> EXERCISE DIRECTIONS
Please output, word for word, the part of the pension article below that opens with the words "Paul Petillo is" and closes with "with the firm.".

> PASSAGE FOR REVIEW
Paul Petillo is the managing editor of Target2025.com/BlueCollarDollar.com 

Monday, December 17, 2007

Retirement Planning and the PBGC

As we approach the new year, we will no doubt hear the verse “auld lang syne”. The reference to the phrase, thought to have first been coined by Robert Burns (1759-1796), actually translates into “once upon a time”. When we begin the discussion on pensions in the book, we look thoughtfully back to an era when the obligation to employee was more than simply wage-based, it was a lifelong agreement with the firm.


Guy Lombardo played this song on a 1929 radio broadcast forever associating it with the passing of the New Year.




David McCarthy, author of numerous papers and as the book notes, a lecturer at the Oxford Institute of Ageing, at Oxford University (what the book doesn’t say is that he has since changed that position and is now a lecturer in the Finance group at the Tanaka Business School) studies the role of pensions in business.

His belief that pensions have an important life cycle is the cornerstone for much of his work. When the Employee Retirement Income Security Act of 1974 altered the way companies treated pensions – which are not an obligation under the law, the interaction, not to mention the relationship the employee may have had with the employer, changed forever as well.



The life cycle Dr McCarthy wrote of saw workers entering into an agreement with their employer when they were the most vulnerable cash-wise but had the most to offer from a human capital point of view. Pensions, through their conservative nature offered these employees a beginning at a future they might have ignored otherwise. When the human capital was at its lowest point, the pension was there to help.

Pensions unfortunately do not come with property rights. If a company is sold, dissolved through bankruptcy, or simply goes out of business, the employee can run the risk of losing most of their pension. This was the argument made for the 401(k) plan and was used by President Bush as the basis for his privatization of Social Security.



There are some safe guards in place. The PBGC, or Pension Benefit Guaranty Corporation insures against total loss but has not only a limited reach (companies need to participate in the program by paying premiums for the insurance guarantees.)

Here’s a recent example of how the PBGC works with smaller, lesser know companies.
    ”Tom's Foods filed for Chapter 11 protection in April 2005. In October 2005, it was purchased by Charlotte-based Lance Inc. for $40.2 million plus the assumption of some company liabilities. The transaction did not include the pension plan.”

> DATA FOR ANALYSIS
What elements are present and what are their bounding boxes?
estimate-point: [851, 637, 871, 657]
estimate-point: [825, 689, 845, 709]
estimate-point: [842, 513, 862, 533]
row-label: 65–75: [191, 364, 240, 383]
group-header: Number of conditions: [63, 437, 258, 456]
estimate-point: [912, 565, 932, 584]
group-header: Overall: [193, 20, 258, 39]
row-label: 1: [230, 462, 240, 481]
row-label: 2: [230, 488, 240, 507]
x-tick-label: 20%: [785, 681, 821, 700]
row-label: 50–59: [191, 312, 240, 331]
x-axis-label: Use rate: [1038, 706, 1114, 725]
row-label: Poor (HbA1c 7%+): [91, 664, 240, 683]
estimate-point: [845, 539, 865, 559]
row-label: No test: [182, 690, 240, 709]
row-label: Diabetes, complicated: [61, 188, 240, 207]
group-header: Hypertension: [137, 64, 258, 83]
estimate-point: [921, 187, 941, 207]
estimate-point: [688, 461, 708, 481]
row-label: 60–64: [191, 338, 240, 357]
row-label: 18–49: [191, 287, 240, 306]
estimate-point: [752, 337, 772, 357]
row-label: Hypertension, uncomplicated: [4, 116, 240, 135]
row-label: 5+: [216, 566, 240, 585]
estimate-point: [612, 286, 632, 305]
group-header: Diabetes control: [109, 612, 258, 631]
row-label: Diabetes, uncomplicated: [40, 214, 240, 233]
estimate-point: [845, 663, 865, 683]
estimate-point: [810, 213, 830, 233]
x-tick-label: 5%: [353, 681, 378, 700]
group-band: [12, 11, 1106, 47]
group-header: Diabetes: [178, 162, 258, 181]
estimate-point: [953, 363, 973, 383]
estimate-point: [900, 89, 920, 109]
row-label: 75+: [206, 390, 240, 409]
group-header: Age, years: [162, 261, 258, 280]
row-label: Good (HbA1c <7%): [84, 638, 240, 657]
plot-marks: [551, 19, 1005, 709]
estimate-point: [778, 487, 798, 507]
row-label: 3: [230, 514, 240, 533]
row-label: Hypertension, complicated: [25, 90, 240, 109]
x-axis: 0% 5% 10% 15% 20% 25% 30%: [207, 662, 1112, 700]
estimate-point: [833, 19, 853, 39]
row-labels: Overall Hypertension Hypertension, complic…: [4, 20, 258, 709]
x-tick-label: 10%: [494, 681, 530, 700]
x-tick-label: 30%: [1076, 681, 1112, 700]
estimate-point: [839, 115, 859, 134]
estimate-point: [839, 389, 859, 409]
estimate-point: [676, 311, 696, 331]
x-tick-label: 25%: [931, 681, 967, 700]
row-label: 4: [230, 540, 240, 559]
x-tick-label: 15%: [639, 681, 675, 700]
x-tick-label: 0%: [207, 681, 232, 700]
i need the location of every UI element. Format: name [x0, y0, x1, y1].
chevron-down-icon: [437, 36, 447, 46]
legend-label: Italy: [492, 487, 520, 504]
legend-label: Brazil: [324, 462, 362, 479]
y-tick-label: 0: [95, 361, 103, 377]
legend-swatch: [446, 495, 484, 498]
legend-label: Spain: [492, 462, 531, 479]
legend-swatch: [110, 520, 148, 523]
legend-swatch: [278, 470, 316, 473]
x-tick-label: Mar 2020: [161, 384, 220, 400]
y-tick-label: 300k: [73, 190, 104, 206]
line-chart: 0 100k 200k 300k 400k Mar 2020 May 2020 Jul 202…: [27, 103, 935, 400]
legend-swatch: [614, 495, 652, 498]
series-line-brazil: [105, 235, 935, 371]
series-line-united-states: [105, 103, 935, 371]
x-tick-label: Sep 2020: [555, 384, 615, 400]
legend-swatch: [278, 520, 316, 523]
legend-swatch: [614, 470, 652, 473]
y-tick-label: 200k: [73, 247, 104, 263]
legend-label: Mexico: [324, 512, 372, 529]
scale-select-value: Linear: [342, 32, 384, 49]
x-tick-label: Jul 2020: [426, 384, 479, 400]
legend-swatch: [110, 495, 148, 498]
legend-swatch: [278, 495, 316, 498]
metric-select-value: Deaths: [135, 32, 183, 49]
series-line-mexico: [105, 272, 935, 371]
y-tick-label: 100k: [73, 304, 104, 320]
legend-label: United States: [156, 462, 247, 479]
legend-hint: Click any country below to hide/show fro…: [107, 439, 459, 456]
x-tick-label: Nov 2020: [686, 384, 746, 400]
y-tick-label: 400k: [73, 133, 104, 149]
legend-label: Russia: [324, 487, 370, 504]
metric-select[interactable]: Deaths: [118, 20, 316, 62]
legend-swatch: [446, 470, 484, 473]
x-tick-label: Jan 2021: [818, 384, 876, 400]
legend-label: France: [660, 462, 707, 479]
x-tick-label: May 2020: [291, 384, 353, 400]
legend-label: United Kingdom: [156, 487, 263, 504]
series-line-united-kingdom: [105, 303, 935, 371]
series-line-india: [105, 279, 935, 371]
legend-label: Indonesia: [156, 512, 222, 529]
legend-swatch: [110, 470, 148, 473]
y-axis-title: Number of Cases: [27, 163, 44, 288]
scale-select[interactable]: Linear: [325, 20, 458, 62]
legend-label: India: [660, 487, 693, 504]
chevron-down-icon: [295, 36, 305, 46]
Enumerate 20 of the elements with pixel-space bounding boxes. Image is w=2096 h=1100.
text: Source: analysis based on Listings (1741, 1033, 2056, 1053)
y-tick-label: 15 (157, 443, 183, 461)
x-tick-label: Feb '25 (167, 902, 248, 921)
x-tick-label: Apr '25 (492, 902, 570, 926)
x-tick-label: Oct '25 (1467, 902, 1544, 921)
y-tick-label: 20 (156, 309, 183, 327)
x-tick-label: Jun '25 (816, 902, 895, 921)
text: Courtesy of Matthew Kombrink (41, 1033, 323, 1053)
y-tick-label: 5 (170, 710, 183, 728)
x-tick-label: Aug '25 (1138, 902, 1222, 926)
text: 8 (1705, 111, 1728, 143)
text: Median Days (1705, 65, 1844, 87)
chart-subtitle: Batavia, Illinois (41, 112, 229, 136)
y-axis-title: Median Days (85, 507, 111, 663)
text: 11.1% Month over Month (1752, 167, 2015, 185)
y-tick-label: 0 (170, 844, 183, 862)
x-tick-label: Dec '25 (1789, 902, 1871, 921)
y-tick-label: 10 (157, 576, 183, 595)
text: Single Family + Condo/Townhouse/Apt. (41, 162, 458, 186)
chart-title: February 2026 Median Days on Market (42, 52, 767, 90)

> SOLUTION TO THE EXERCISE
Paul Petillo is the managing editor of Target2025.com/BlueCollarDollar.com 

Monday, December 17, 2007

Retirement Planning and the PBGC

As we approach the new year, we will no doubt hear the verse “auld lang syne”. The reference to the phrase, thought to have first been coined by Robert Burns (1759-1796), actually translates into “once upon a time”. When we begin the discussion on pensions in the book, we look thoughtfully back to an era when the obligation to employee was more than simply wage-based, it was a lifelong agreement with the firm.